# Source:
Unfortunately, the digitization of media and content has exaggerated this hyper-focus on transactional marketing.

We know the funnel has changed radically. The progression from awareness to consideration to decision to purchase is still valid. But today’s consumer leaps from brand awareness to purchase in a matter of a few clicks: an ad drives a Google search, a click to a site, a quick look at the product and price to verify it meets the buyer’s needs and voila, a transaction is made. Sometimes, the consumer might look at reviews to validate the decision.

Marketers then pat themselves on the back for succeeding by connecting their site to the right search term and converting the click to a sale.

But sitting above the transaction, especially for any considered purchase, is the Brand. It’s the very thing that provides true product differentiation from your competitors. Product advantages are few and far between – what is the primary difference between Coke and Pepsi, Toyota and Nissan, or Bud Light and Miller Lite? You might struggle to come up with much besides their Brand. Product advantages are easy to imitate, and a competitor can always underprice you. But no one can claim your Brand. It is the most lasting of all components in the marketing arsenal.

Building a Brand is not like selling a product. Brands are constructed. Products are sold. Products can quickly change price and features. Shifting Brand perception is much more difficult. Let’s try and define Brand:

Here is what a Brand is not: a mission or vision statement, a name, logo, typeface, or style guide. A Brand is not a product or service – it sits “above” what is sold. What’s most interesting about your Brand is that while you may manage it and shape it, you can’t own it, because your Brand lives elsewhere.

“A brand is a promise that lives in the hearts and minds of the consumer.”
– Allen Adamson, Brand Simple

Now, close your eyes and think of some brands you know. What is their promise? What is your takeaway when you think of Apple, Nike, Starbucks, Ferrari, Costco, Trump, Krispy Kreme, Kiehl’s, Amazon, UPS?

# Collected material:
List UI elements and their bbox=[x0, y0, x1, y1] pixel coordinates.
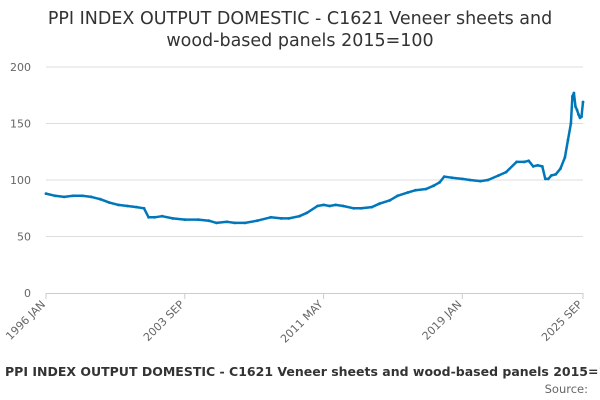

# To-do list:
**a.** In the brand-marketing text, to whom is the quoted definition of a brand attributed?
**b.** Carry on the text about brands and transactional marketing, picking up right after its closing list of brand names.

# Task answers:
**a.** Allen Adamson, in *Brand Simple*.

**b.**
What shaped your sentiment towards those Brands? Some of them, like Costco, Ferrari, Kiehl’s and Krispy Kreme actually do almost no advertising.

There are three primary components marketers use to shape their Brand:

Planned: What We Say We Will Do

These are deliberate and controlled actions, created and paid for by the Brand.

Generally, this is advertising: where the Brand sets expectations through traditional or digital advertising channels using purchased media. It is where the Brand establishes a voice and gets to say what it will deliver. How the Brand tells its story has a huge impact on consumer sentiment. The Brand’s voice becomes real through advertising: A Brand can be all the things humans are – funny, serious, relatable, authoritative, friendly, intimidating (or irritating).

Planned actions give the Brand a voice and it is how expectations are set. If the Brand overpromises, it will lead to disappointment later.

Brand Experience: Meeting Expectations

This is the consumer experience (CX – a hot topic these days). It is the total personal interaction with the Brand – the purchase process, product (expectations set by the Brand and the marketer) and the service experience.

This is where the Brand has the opportunity to prove itself. It often starts with the web site because that is often the first encounter with a Brand. Consumers want easy navigation and want to get their info or order quickly, and to have problems easily resolved whether on a mobile device or desktop. A poor checkout experience will taint the Brand.

Of course, the Branded product or service must deliver. And the retail experience – if applicable – has to deliver as well. CX is best tackled by creating a customer journey map to plot all potential interactions and adjust to exceed your audience’s expectations.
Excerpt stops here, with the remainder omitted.